--- YOUR TASKS ---
(a) From the essay on movement, copy the part that opens with the words containing "We are like" and closes with "had become stagnant.".
(b) In the rows, rewrite the part that opens with the line containing "category-item[interactable]: Alf's Border" and closes with the line containing "category-item[interactable]: VM Natural: [12, 118, 190, 134]", changing "filter-item" to "filter-entry" and keeping everything else the same. Return only those lines.

--- DOCUMENT PASSAGE ---
===============

Movement is Life

The story of Gideon found within the pages of the Book of Judges and the less than stellar history of the Israelites, is one about movement. Due to their continual, almost predictable disobedience to God, His Chosen People had once again found themselves in bondage to a cruel and oppressive force, the Midianites.

Like the tides of the ocean, the people’s passion for God and His ways ebbed and flowed with their needs of the moment and the tempting idols surrounding them. Over and over they drifted away from the explicit commands of God and His provision to become embroiled and overcome by the enemies surrounding them. Then in fearful desperation they cried out to God and, like a great wave, ran to Him repenting all the way.

We are like those fickle Israelites when we let the circumstances of our lives - demanding bills, schedules, relationships, kids, yard work, car repair, jobs - pull us away from God. In His fatherly love, God allows the enemy of stress, tension, and exhaustion mow us down until we are weak and limp, just able to whine, “Please God, help me out of this mess.”

In Gideon’s day, the situation was worse than destruction from a great tidal wave. For seven years, the enemy had so overpowered God’s Children that they were forced to exist in mountain dens and caves. All of their resources were plundered in the land where they were trapped. Their lives had become stagnant.

Sometimes life is overwhelming. We feel stuck in our mess. Depression, boredom, exhaustion sets in.  Or, we’ve reached the top of our careers and obtained the goals we had set and begin to wonder if there is anything else.  There seems to be nothing on the horizon. We feel stuck. It’s as if were floating still in stagnant water going nowhere. Just as it had been for the Israelites trapped in their holes, it can be easy for us to forget our hope.

“Where there is no vision, the people perish.” (Proverbs 29:18)

“Movement is life” has been my mantra since my early career as a personal trainer.  Moving meant burning calories. Now, dealing with a lot of arthritis and a little bit of aging, I find life is better when I can move. Forget about the calories. God created us to move. Movement gives life.

So it happened that Gideon found himself hiding in an old rugged winepress. But instead of licking grape juice from his sandals or snoozing until nightfall when he could change positions, Gideon kept himself busy.

 “…Gideon was beating out wheat in the wine press to hide it from the Midianites.” (Judges 6:11)

Rather than whining and complaining about being cramped in a dank vat, Gideon found a way to make wheat to feed his family and friends. He used his trap to give life!

When I see people who are physically challenged and are bound to a wheelchair, walker, or even a cane, my heart weeps for their immobility. But then I marvel how, in spite of the challenges, they are out and about going shopping, attending church, playing sports, leading motivation groups, and enjoying life. They are the people I call heroes who inspire me by their tenacity and joy. These folks aren’t sitting around having a pity party. Like Gideon did, they make life worth living wherever they are.

===============

--- RECORDS SHOWN ---
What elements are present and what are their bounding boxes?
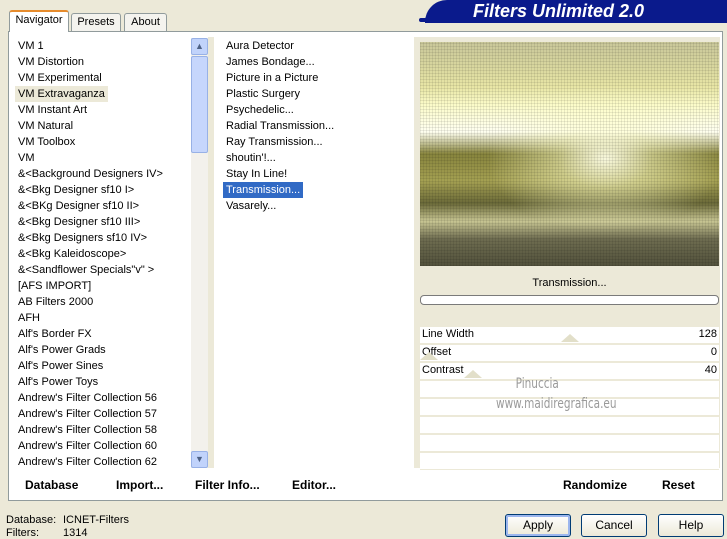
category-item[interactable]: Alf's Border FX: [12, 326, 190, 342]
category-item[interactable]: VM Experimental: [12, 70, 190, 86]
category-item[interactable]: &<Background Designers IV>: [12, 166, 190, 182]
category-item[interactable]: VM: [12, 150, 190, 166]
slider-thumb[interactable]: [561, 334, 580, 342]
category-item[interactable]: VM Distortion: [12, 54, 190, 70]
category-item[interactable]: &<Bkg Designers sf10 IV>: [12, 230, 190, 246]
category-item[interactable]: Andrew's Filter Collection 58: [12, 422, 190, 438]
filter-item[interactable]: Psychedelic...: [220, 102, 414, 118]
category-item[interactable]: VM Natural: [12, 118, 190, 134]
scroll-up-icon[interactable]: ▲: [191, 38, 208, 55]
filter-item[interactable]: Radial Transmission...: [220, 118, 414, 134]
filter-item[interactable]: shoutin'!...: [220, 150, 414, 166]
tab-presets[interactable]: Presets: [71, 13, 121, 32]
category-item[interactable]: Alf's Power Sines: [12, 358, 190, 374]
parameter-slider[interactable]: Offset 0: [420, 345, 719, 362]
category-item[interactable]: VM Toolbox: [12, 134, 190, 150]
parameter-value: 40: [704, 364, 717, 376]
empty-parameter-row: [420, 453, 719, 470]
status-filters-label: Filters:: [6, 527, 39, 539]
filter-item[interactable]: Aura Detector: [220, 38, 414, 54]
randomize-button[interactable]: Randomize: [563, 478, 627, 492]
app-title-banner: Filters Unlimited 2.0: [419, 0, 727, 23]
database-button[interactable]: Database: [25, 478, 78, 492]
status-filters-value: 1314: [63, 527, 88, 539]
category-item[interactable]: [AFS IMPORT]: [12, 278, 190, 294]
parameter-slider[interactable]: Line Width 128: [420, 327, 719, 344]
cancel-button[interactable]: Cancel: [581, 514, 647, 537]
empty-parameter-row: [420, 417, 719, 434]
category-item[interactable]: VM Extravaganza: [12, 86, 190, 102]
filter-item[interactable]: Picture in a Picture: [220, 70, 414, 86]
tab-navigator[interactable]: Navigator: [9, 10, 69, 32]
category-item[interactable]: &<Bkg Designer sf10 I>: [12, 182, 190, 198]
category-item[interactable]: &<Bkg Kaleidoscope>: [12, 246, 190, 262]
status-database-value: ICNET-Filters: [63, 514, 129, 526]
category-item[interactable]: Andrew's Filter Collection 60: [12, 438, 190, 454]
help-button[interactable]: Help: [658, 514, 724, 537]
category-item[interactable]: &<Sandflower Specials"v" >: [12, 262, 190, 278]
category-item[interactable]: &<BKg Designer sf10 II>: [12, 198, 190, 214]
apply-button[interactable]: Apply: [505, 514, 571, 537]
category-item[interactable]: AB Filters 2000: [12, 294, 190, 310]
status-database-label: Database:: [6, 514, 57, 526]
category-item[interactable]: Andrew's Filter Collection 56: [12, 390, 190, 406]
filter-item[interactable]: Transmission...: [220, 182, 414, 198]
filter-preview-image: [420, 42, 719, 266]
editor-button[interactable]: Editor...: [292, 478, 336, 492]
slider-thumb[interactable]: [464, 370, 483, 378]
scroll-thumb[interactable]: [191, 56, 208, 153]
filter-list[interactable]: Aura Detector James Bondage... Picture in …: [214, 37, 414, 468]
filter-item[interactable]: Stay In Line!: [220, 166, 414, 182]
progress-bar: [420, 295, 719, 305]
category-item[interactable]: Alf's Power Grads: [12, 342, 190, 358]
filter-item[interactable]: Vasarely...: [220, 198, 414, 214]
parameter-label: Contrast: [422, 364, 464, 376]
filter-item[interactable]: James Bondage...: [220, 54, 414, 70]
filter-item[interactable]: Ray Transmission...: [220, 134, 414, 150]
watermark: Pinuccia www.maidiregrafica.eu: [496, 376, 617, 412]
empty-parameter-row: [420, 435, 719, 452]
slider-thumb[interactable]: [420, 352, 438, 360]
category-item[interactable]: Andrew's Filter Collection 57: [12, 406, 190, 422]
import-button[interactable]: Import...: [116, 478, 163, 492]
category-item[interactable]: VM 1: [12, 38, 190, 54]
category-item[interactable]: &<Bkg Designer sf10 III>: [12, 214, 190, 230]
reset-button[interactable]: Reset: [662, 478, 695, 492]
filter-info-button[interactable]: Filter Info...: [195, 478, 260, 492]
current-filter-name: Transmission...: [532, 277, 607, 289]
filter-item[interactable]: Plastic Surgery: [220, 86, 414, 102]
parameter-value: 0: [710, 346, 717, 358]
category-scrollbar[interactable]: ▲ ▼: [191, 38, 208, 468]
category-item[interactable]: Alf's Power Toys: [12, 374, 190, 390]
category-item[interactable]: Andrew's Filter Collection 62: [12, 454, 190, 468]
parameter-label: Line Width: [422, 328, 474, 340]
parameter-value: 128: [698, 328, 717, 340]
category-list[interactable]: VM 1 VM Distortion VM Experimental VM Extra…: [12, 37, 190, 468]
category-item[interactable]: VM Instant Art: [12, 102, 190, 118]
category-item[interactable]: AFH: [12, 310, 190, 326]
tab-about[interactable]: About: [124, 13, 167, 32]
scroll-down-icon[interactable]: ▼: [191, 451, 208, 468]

===============

--- FINAL RESULTS ---
(a)
We are like those fickle Israelites when we let the circumstances of our lives - demanding bills, schedules, relationships, kids, yard work, car repair, jobs - pull us away from God. In His fatherly love, God allows the enemy of stress, tension, and exhaustion mow us down until we are weak and limp, just able to whine, “Please God, help me out of this mess.”

In Gideon’s day, the situation was worse than destruction from a great tidal wave. For seven years, the enemy had so overpowered God’s Children that they were forced to exist in mountain dens and caves. All of their resources were plundered in the land where they were trapped. Their lives had become stagnant.

(b)
category-item[interactable]: Alf's Border FX: [12, 326, 190, 342]
category-item[interactable]: VM Experimental: [12, 70, 190, 86]
category-item[interactable]: &<Background Designers IV>: [12, 166, 190, 182]
category-item[interactable]: VM: [12, 150, 190, 166]
slider-thumb[interactable]: [561, 334, 580, 342]
category-item[interactable]: VM Distortion: [12, 54, 190, 70]
category-item[interactable]: &<Bkg Designers sf10 IV>: [12, 230, 190, 246]
category-item[interactable]: Andrew's Filter Collection 58: [12, 422, 190, 438]
filter-entry[interactable]: Psychedelic...: [220, 102, 414, 118]
category-item[interactable]: VM Natural: [12, 118, 190, 134]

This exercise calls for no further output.